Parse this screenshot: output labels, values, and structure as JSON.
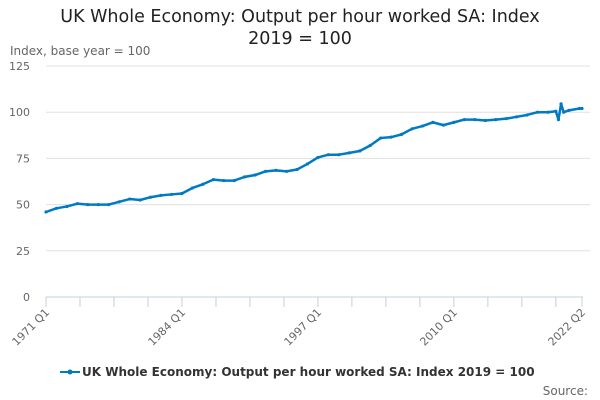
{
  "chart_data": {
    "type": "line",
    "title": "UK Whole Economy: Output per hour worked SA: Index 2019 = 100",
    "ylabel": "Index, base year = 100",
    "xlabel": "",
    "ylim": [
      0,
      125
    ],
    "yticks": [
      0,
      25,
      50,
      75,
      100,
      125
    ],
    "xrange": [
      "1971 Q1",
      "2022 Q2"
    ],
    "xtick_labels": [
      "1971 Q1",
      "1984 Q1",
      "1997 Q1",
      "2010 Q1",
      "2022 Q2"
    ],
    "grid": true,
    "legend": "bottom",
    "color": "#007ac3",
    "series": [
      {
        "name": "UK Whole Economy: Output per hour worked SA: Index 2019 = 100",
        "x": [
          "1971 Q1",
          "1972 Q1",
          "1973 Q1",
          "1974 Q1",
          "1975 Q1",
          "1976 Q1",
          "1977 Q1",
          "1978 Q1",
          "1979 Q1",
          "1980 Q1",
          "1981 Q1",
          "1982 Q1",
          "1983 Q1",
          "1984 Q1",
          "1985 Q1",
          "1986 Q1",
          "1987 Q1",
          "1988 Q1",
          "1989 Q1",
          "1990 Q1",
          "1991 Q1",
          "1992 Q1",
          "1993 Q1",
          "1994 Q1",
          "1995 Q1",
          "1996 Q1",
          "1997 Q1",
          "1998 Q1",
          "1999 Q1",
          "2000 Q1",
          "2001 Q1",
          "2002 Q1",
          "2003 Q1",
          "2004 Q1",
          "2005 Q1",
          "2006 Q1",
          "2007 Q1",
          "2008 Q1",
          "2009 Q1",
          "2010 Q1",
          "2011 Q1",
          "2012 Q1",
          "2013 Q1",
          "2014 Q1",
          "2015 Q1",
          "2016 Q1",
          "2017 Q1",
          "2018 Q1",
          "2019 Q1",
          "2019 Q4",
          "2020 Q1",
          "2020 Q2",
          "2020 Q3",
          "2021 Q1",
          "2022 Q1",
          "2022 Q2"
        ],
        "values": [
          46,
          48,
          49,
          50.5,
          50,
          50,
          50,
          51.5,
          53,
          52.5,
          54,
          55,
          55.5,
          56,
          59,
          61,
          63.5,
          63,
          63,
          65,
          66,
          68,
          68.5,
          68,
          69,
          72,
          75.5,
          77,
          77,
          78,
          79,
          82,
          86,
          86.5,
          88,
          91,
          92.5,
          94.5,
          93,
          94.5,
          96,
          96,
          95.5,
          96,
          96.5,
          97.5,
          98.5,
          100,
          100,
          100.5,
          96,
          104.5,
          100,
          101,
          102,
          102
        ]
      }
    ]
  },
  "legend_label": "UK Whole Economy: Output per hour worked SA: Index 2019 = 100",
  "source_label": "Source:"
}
--- --- ---
TASK DIRECTIONS: Write out each entry exactly as given, but skip the pictures.

ANSWER TO THE EXERCISE:
Parse this screenshot: output labels, values, and structure as JSON.
{
  "chart_data": {
    "type": "line",
    "title": "UK Whole Economy: Output per hour worked SA: Index 2019 = 100",
    "ylabel": "Index, base year = 100",
    "xlabel": "",
    "ylim": [
      0,
      125
    ],
    "yticks": [
      0,
      25,
      50,
      75,
      100,
      125
    ],
    "xrange": [
      "1971 Q1",
      "2022 Q2"
    ],
    "xtick_labels": [
      "1971 Q1",
      "1984 Q1",
      "1997 Q1",
      "2010 Q1",
      "2022 Q2"
    ],
    "grid": true,
    "legend": "bottom",
    "color": "#007ac3",
    "series": [
      {
        "name": "UK Whole Economy: Output per hour worked SA: Index 2019 = 100",
        "x": [
          "1971 Q1",
          "1972 Q1",
          "1973 Q1",
          "1974 Q1",
          "1975 Q1",
          "1976 Q1",
          "1977 Q1",
          "1978 Q1",
          "1979 Q1",
          "1980 Q1",
          "1981 Q1",
          "1982 Q1",
          "1983 Q1",
          "1984 Q1",
          "1985 Q1",
          "1986 Q1",
          "1987 Q1",
          "1988 Q1",
          "1989 Q1",
          "1990 Q1",
          "1991 Q1",
          "1992 Q1",
          "1993 Q1",
          "1994 Q1",
          "1995 Q1",
          "1996 Q1",
          "1997 Q1",
          "1998 Q1",
          "1999 Q1",
          "2000 Q1",
          "2001 Q1",
          "2002 Q1",
          "2003 Q1",
          "2004 Q1",
          "2005 Q1",
          "2006 Q1",
          "2007 Q1",
          "2008 Q1",
          "2009 Q1",
          "2010 Q1",
          "2011 Q1",
          "2012 Q1",
          "2013 Q1",
          "2014 Q1",
          "2015 Q1",
          "2016 Q1",
          "2017 Q1",
          "2018 Q1",
          "2019 Q1",
          "2019 Q4",
          "2020 Q1",
          "2020 Q2",
          "2020 Q3",
          "2021 Q1",
          "2022 Q1",
          "2022 Q2"
        ],
        "values": [
          46,
          48,
          49,
          50.5,
          50,
          50,
          50,
          51.5,
          53,
          52.5,
          54,
          55,
          55.5,
          56,
          59,
          61,
          63.5,
          63,
          63,
          65,
          66,
          68,
          68.5,
          68,
          69,
          72,
          75.5,
          77,
          77,
          78,
          79,
          82,
          86,
          86.5,
          88,
          91,
          92.5,
          94.5,
          93,
          94.5,
          96,
          96,
          95.5,
          96,
          96.5,
          97.5,
          98.5,
          100,
          100,
          100.5,
          96,
          104.5,
          100,
          101,
          102,
          102
        ]
      }
    ]
  },
  "legend_label": "UK Whole Economy: Output per hour worked SA: Index 2019 = 100",
  "source_label": "Source:"
}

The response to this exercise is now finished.